### Data records
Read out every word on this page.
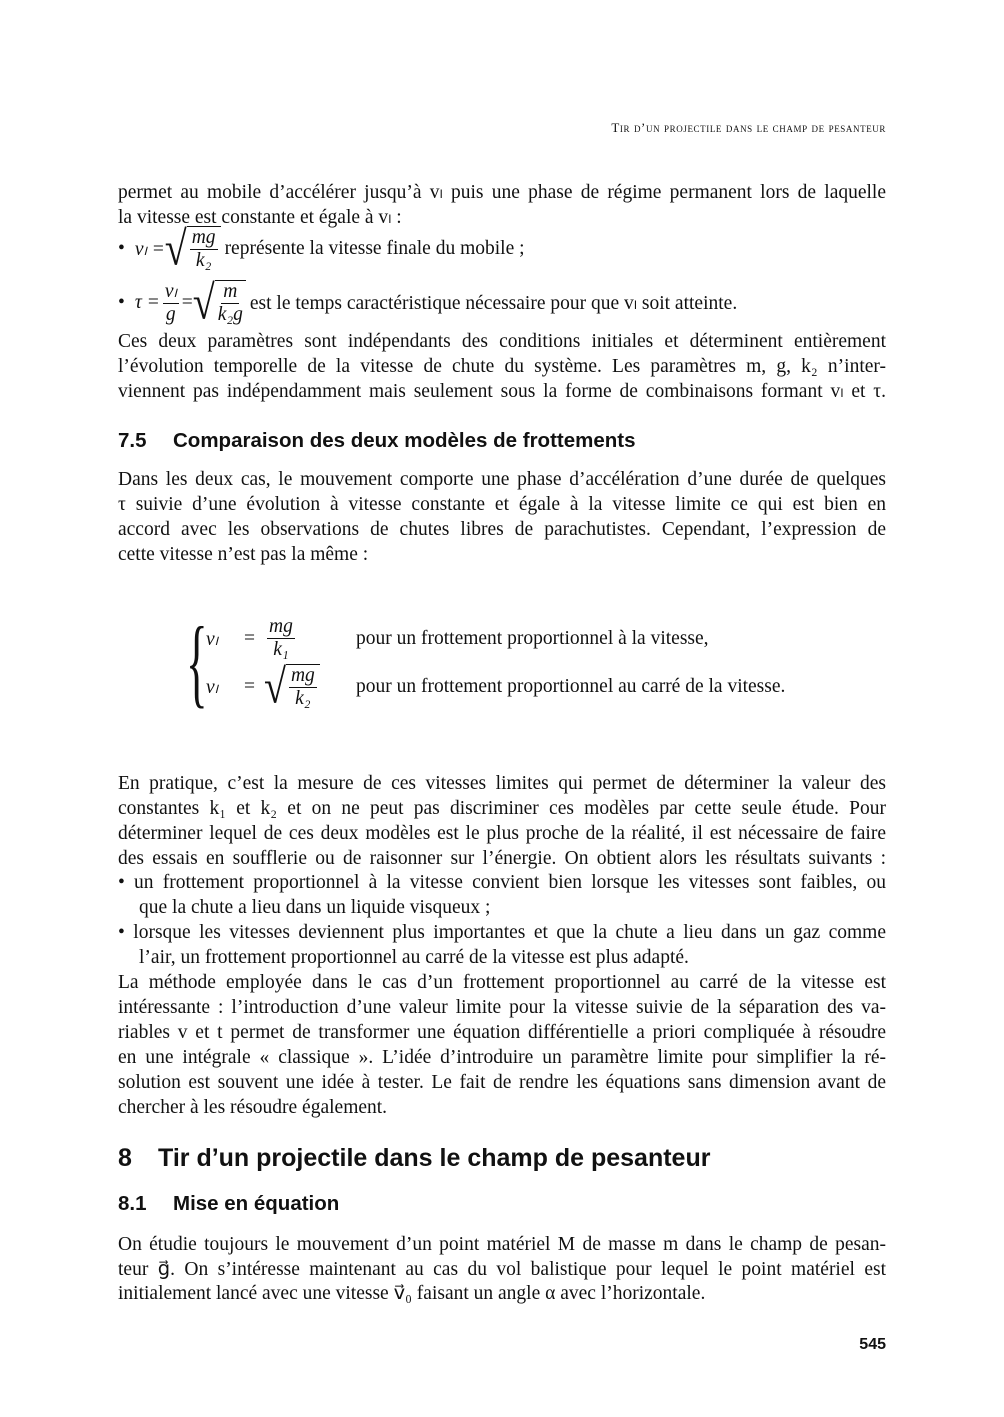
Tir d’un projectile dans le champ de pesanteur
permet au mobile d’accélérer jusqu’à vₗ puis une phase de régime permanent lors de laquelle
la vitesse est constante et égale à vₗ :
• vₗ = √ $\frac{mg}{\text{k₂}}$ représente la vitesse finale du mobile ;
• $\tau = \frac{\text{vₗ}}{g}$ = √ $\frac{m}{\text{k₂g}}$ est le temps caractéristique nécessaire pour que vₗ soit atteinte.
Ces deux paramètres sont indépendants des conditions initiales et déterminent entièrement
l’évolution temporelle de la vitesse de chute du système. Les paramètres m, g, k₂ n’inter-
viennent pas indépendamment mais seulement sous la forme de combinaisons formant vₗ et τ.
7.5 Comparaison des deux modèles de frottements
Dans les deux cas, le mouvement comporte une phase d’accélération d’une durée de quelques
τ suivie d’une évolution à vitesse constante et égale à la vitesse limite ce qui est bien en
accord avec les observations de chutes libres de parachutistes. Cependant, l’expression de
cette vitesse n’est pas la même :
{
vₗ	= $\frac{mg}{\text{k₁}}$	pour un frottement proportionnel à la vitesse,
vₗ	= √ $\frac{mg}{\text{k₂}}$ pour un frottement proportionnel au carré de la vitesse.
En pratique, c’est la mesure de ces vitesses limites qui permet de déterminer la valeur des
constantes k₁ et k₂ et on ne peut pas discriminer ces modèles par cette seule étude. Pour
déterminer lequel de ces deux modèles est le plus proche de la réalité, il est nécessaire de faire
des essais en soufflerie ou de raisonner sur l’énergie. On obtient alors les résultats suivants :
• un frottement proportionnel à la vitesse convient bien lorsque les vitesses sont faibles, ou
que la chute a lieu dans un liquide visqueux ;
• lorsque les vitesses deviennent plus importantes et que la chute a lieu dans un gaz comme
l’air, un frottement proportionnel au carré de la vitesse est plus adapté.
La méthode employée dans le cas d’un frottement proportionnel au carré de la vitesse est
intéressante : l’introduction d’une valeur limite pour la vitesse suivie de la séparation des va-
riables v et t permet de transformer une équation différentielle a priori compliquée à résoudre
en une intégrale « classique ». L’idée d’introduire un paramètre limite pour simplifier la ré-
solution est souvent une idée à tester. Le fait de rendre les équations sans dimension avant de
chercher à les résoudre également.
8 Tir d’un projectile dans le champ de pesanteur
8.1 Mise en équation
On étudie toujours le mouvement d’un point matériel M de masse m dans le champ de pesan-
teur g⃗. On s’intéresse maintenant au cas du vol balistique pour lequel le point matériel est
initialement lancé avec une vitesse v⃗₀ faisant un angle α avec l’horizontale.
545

---

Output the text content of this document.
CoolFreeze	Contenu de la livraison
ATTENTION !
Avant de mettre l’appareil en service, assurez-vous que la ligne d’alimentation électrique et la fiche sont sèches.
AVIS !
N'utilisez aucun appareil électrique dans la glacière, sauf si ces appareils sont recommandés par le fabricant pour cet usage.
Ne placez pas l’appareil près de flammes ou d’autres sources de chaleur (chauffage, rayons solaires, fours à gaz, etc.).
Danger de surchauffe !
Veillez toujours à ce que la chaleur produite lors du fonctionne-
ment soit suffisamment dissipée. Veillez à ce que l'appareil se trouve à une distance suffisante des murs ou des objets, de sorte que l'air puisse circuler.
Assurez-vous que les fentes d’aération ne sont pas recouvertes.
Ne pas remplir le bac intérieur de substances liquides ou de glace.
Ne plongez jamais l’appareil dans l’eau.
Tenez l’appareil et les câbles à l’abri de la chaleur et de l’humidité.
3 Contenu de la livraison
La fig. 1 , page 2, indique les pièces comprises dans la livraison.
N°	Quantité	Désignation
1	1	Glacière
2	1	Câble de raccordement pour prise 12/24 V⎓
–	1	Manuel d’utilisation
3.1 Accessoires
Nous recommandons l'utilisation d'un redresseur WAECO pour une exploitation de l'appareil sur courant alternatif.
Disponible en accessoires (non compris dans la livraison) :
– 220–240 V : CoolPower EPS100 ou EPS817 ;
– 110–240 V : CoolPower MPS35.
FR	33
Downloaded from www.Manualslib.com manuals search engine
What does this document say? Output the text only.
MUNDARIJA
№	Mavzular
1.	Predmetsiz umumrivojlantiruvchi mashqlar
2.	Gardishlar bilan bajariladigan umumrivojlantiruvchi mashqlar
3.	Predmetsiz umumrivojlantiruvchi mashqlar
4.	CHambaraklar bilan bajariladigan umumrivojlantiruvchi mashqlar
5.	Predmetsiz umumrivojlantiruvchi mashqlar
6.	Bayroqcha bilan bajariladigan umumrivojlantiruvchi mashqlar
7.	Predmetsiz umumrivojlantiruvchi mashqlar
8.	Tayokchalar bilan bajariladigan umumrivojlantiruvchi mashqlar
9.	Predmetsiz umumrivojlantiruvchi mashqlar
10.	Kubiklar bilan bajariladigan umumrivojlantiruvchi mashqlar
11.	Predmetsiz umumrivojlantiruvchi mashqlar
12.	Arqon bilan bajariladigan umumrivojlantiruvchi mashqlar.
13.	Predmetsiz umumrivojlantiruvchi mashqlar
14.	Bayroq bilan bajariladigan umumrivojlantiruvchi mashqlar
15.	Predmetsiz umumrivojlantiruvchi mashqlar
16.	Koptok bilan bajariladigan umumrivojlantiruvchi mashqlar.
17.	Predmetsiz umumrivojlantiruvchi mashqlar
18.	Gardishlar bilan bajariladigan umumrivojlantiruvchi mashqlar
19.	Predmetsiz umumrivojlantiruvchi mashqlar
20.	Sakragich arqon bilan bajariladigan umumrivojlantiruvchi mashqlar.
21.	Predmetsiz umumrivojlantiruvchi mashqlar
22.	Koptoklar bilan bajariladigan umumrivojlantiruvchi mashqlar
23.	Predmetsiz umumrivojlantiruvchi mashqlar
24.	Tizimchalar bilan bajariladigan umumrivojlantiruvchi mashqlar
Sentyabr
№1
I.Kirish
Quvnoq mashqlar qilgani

### EXERCISE DIRECTIONS
The answer should be a single number: the count of lines in the data that include the string "Gardishlar".

### TASK RESULT
2